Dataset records
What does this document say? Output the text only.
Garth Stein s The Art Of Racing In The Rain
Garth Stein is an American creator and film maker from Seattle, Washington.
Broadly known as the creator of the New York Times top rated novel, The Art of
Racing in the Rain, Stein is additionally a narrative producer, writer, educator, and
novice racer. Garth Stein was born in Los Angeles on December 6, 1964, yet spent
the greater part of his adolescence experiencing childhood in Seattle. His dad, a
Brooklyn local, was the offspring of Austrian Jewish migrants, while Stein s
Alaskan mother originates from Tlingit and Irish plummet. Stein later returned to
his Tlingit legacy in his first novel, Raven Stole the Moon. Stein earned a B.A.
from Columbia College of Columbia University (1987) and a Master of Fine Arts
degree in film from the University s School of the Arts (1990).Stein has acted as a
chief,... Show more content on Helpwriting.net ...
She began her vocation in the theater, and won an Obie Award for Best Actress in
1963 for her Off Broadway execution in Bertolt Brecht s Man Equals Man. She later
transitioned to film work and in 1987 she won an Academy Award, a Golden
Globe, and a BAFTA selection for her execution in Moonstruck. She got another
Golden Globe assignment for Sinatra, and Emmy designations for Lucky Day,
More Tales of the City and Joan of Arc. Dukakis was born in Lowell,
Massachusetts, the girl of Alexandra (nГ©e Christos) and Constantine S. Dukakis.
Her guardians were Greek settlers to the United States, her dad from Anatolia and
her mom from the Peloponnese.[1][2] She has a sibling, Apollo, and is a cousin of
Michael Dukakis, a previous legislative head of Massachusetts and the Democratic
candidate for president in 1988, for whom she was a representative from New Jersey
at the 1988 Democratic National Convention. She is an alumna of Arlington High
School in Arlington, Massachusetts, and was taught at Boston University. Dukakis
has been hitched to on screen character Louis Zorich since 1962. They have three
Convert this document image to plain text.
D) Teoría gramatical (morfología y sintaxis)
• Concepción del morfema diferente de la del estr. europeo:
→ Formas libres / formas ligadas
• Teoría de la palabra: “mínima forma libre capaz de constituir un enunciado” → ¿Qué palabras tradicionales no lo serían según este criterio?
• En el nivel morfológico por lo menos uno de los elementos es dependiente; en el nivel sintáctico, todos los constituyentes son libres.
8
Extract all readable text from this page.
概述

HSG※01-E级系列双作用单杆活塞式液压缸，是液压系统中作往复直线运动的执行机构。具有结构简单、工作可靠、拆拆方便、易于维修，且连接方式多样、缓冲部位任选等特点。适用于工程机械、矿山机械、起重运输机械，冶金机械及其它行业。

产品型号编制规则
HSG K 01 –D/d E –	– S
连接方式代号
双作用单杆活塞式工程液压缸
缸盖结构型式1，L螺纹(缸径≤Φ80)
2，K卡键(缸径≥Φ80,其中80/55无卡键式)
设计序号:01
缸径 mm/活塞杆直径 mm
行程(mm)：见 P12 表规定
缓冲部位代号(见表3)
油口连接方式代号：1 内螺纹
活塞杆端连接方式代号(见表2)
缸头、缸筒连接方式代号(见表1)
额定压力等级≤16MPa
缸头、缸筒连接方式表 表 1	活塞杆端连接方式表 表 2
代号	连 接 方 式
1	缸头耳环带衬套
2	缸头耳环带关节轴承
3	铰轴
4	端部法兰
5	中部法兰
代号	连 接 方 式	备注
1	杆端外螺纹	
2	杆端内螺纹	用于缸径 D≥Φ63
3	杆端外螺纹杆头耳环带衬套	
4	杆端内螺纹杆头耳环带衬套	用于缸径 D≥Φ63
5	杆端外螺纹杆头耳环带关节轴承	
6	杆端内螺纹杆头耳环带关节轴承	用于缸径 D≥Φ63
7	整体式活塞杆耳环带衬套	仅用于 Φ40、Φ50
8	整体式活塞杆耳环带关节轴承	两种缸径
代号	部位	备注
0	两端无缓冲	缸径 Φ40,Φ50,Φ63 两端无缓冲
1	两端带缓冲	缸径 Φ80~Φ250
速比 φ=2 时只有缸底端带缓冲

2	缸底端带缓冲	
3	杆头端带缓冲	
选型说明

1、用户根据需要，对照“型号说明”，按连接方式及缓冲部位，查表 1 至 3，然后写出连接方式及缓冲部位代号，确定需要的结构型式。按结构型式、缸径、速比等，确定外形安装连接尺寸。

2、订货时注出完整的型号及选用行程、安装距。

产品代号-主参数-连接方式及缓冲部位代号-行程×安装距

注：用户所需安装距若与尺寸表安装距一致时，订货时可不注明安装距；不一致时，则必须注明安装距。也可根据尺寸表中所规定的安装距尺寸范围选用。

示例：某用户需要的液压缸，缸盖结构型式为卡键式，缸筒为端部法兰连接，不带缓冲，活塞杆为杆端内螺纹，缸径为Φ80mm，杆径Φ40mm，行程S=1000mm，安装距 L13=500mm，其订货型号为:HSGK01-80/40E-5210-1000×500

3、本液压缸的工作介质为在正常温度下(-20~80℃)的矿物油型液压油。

TASK
Return each entry from above without altering a single character.

ANSWER TO THIS EXERCISE
What does this document say? Output the text only.
Garth Stein s The Art Of Racing In The Rain
Garth Stein is an American creator and film maker from Seattle, Washington.
Broadly known as the creator of the New York Times top rated novel, The Art of
Racing in the Rain, Stein is additionally a narrative producer, writer, educator, and
novice racer. Garth Stein was born in Los Angeles on December 6, 1964, yet spent
the greater part of his adolescence experiencing childhood in Seattle. His dad, a
Brooklyn local, was the offspring of Austrian Jewish migrants, while Stein s
Alaskan mother originates from Tlingit and Irish plummet. Stein later returned to
his Tlingit legacy in his first novel, Raven Stole the Moon. Stein earned a B.A.
from Columbia College of Columbia University (1987) and a Master of Fine Arts
degree in film from the University s School of the Arts (1990).Stein has acted as a
chief,... Show more content on Helpwriting.net ...
She began her vocation in the theater, and won an Obie Award for Best Actress in
1963 for her Off Broadway execution in Bertolt Brecht s Man Equals Man. She later
transitioned to film work and in 1987 she won an Academy Award, a Golden
Globe, and a BAFTA selection for her execution in Moonstruck. She got another
Golden Globe assignment for Sinatra, and Emmy designations for Lucky Day,
More Tales of the City and Joan of Arc. Dukakis was born in Lowell,
Massachusetts, the girl of Alexandra (nГ©e Christos) and Constantine S. Dukakis.
Her guardians were Greek settlers to the United States, her dad from Anatolia and
her mom from the Peloponnese.[1][2] She has a sibling, Apollo, and is a cousin of
Michael Dukakis, a previous legislative head of Massachusetts and the Democratic
candidate for president in 1988, for whom she was a representative from New Jersey
at the 1988 Democratic National Convention. She is an alumna of Arlington High
School in Arlington, Massachusetts, and was taught at Boston University. Dukakis
has been hitched to on screen character Louis Zorich since 1962. They have three
Convert this document image to plain text.
D) Teoría gramatical (morfología y sintaxis)
• Concepción del morfema diferente de la del estr. europeo:
→ Formas libres / formas ligadas
• Teoría de la palabra: “mínima forma libre capaz de constituir un enunciado” → ¿Qué palabras tradicionales no lo serían según este criterio?
• En el nivel morfológico por lo menos uno de los elementos es dependiente; en el nivel sintáctico, todos los constituyentes son libres.
8
Extract all readable text from this page.
概述

HSG※01-E级系列双作用单杆活塞式液压缸，是液压系统中作往复直线运动的执行机构。具有结构简单、工作可靠、拆拆方便、易于维修，且连接方式多样、缓冲部位任选等特点。适用于工程机械、矿山机械、起重运输机械，冶金机械及其它行业。

产品型号编制规则
HSG K 01 –D/d E –	– S
连接方式代号
双作用单杆活塞式工程液压缸
缸盖结构型式1，L螺纹(缸径≤Φ80)
2，K卡键(缸径≥Φ80,其中80/55无卡键式)
设计序号:01
缸径 mm/活塞杆直径 mm
行程(mm)：见 P12 表规定
缓冲部位代号(见表3)
油口连接方式代号：1 内螺纹
活塞杆端连接方式代号(见表2)
缸头、缸筒连接方式代号(见表1)
额定压力等级≤16MPa
缸头、缸筒连接方式表 表 1	活塞杆端连接方式表 表 2
代号	连 接 方 式
1	缸头耳环带衬套
2	缸头耳环带关节轴承
3	铰轴
4	端部法兰
5	中部法兰
代号	连 接 方 式	备注
1	杆端外螺纹	
2	杆端内螺纹	用于缸径 D≥Φ63
3	杆端外螺纹杆头耳环带衬套	
4	杆端内螺纹杆头耳环带衬套	用于缸径 D≥Φ63
5	杆端外螺纹杆头耳环带关节轴承	
6	杆端内螺纹杆头耳环带关节轴承	用于缸径 D≥Φ63
7	整体式活塞杆耳环带衬套	仅用于 Φ40、Φ50
8	整体式活塞杆耳环带关节轴承	两种缸径
代号	部位	备注
0	两端无缓冲	缸径 Φ40,Φ50,Φ63 两端无缓冲
1	两端带缓冲	缸径 Φ80~Φ250
速比 φ=2 时只有缸底端带缓冲

2	缸底端带缓冲	
3	杆头端带缓冲	
选型说明

1、用户根据需要，对照“型号说明”，按连接方式及缓冲部位，查表 1 至 3，然后写出连接方式及缓冲部位代号，确定需要的结构型式。按结构型式、缸径、速比等，确定外形安装连接尺寸。

2、订货时注出完整的型号及选用行程、安装距。

产品代号-主参数-连接方式及缓冲部位代号-行程×安装距

注：用户所需安装距若与尺寸表安装距一致时，订货时可不注明安装距；不一致时，则必须注明安装距。也可根据尺寸表中所规定的安装距尺寸范围选用。

示例：某用户需要的液压缸，缸盖结构型式为卡键式，缸筒为端部法兰连接，不带缓冲，活塞杆为杆端内螺纹，缸径为Φ80mm，杆径Φ40mm，行程S=1000mm，安装距 L13=500mm，其订货型号为:HSGK01-80/40E-5210-1000×500

3、本液压缸的工作介质为在正常温度下(-20~80℃)的矿物油型液压油。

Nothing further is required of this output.